• Required work: Go through the listing below and list every line with "июня".

┌─ Input rows

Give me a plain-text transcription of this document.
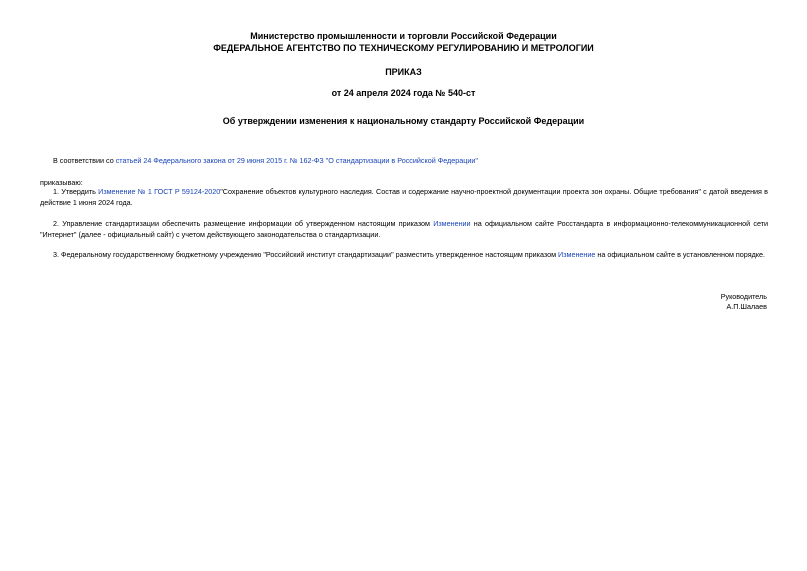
Министерство промышленности и торговли Российской Федерации
ФЕДЕРАЛЬНОЕ АГЕНТСТВО ПО ТЕХНИЧЕСКОМУ РЕГУЛИРОВАНИЮ И МЕТРОЛОГИИ
ПРИКАЗ
от 24 апреля 2024 года № 540-ст
Об утверждении изменения к национальному стандарту Российской Федерации
В соответствии со статьей 24 Федерального закона от 29 июня 2015 г. № 162-ФЗ "О стандартизации в Российской Федерации"
приказываю:
1. Утвердить Изменение № 1 ГОСТ Р 59124-2020"Сохранение объектов культурного наследия. Состав и содержание научно-проектной документации проекта зон охраны. Общие требования" с датой введения в действие 1 июня 2024 года.
2. Управление стандартизации обеспечить размещение информации об утвержденном настоящим приказом Изменении на официальном сайте Росстандарта в информационно-телекоммуникационной сети "Интернет" (далее - официальный сайт) с учетом действующего законодательства о стандартизации.
3. Федеральному государственному бюджетному учреждению "Российский институт стандартизации" разместить утвержденное настоящим приказом Изменение на официальном сайте в установленном порядке.
Руководитель
А.П.Шалаев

└─

• Solved exercise:
В соответствии со статьей 24 Федерального закона от 29 июня 2015 г. № 162-ФЗ "О стандартизации в Российской Федерации"
1. Утвердить Изменение № 1 ГОСТ Р 59124-2020"Сохранение объектов культурного наследия. Состав и содержание научно-проектной документации проекта зон охраны. Общие требования" с датой введения в действие 1 июня 2024 года.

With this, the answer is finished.